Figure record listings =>

══════

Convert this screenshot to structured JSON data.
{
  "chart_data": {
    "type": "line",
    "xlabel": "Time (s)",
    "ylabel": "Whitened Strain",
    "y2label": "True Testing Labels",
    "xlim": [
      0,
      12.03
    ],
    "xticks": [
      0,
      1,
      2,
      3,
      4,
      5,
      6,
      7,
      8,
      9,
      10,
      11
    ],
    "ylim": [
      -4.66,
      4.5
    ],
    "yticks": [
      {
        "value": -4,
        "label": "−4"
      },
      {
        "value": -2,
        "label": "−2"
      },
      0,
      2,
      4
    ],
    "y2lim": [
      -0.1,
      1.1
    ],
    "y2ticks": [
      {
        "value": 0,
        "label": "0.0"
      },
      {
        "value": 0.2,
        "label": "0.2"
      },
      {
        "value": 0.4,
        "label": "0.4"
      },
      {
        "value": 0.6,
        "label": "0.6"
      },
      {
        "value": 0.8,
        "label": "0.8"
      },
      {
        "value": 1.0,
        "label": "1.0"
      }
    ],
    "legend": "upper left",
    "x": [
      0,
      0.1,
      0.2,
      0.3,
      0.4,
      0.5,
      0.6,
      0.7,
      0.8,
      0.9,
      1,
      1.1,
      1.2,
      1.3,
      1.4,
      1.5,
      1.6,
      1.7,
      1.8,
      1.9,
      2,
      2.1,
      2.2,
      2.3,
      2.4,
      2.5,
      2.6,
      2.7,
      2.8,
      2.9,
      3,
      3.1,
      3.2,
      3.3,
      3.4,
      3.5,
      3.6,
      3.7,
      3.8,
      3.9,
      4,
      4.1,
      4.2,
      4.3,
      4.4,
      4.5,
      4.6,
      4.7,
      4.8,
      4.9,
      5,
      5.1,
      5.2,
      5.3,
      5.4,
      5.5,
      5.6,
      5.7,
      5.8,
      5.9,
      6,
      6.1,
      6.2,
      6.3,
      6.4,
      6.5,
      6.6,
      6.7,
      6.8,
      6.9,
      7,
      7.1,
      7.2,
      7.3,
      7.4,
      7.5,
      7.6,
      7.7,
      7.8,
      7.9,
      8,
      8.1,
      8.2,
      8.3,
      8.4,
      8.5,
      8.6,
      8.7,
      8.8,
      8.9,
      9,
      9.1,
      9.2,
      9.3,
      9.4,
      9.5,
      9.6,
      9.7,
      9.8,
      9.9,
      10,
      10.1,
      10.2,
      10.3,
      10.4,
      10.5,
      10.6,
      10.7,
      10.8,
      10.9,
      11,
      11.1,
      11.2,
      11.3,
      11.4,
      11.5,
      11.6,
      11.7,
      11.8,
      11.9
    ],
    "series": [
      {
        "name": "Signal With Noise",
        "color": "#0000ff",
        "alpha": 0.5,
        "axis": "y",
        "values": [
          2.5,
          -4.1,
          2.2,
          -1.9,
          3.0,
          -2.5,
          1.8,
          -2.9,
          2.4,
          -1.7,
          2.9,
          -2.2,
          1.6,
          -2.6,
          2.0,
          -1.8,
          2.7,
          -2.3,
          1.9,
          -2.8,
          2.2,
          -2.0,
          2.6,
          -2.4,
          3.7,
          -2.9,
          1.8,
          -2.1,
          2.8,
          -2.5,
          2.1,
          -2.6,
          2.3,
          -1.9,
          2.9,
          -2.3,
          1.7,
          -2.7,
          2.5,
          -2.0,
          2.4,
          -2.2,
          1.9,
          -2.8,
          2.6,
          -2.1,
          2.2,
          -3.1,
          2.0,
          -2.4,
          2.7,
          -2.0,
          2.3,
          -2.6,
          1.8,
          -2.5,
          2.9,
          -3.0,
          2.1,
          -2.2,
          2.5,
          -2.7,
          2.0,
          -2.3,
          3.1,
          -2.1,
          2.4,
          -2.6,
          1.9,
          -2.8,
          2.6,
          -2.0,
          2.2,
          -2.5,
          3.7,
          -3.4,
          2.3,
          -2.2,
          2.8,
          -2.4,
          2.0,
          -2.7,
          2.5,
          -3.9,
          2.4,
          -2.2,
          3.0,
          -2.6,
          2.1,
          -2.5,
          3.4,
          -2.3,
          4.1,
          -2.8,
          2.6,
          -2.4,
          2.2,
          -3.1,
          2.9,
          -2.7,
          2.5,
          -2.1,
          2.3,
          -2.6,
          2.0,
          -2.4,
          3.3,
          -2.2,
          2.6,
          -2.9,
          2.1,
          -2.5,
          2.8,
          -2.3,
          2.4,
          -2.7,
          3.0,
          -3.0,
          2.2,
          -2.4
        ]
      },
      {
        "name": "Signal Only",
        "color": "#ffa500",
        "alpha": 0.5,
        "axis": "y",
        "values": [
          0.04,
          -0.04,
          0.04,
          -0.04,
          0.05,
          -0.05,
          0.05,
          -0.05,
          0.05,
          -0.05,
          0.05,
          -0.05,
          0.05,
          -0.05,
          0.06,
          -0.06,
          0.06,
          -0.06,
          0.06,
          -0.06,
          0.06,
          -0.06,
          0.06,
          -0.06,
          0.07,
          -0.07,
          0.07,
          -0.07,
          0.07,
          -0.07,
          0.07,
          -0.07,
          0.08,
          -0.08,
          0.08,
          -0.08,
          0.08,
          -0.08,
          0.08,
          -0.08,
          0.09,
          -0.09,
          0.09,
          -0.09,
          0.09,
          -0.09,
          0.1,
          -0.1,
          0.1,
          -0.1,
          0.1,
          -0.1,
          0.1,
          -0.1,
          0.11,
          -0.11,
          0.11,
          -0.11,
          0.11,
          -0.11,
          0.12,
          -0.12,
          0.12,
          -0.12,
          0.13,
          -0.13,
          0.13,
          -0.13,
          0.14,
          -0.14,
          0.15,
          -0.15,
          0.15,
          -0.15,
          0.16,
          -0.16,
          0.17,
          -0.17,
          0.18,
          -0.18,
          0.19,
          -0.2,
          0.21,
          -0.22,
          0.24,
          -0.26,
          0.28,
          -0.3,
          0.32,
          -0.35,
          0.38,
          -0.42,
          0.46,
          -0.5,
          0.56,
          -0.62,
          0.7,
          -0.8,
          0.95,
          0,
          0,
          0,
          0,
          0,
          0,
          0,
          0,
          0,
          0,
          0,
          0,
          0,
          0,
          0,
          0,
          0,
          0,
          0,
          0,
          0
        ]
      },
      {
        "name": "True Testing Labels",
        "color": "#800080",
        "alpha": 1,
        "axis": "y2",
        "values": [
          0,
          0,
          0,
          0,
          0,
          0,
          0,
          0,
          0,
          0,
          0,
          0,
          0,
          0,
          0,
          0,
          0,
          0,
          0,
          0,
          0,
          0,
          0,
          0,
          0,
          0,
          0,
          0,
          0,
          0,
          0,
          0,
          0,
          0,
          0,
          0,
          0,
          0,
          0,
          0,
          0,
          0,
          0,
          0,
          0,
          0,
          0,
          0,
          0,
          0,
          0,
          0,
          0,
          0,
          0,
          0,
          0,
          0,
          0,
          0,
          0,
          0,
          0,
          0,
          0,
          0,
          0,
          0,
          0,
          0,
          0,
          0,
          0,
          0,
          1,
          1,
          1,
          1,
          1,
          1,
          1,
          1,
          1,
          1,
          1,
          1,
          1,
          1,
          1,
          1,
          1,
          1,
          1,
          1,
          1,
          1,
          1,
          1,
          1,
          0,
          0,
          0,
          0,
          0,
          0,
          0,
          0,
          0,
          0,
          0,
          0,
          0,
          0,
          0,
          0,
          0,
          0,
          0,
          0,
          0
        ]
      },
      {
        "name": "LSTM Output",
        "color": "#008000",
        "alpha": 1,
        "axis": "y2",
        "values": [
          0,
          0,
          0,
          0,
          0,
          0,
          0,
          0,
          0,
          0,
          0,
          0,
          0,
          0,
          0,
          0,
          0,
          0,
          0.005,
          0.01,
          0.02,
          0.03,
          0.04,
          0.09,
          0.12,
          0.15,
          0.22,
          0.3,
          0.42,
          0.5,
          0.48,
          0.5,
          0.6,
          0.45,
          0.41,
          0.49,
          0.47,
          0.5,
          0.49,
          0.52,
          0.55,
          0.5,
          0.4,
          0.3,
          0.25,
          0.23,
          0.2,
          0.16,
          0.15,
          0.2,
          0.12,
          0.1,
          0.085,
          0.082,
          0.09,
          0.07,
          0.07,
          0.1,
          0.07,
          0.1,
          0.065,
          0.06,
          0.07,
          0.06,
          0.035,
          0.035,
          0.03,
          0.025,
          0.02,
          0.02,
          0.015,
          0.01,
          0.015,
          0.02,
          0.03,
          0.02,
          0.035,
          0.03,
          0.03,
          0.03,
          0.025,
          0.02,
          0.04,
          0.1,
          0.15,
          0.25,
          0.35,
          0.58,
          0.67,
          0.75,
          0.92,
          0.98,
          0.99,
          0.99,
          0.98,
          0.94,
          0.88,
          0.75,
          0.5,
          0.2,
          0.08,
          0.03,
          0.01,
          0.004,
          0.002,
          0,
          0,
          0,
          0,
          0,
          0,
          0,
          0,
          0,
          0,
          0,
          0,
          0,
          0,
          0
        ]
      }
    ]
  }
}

══════

INSTRUCTIONS TO FOLLOW => Tell how many lines contain the word "name", using only the number.

ANSWER FOR THE TASK => 4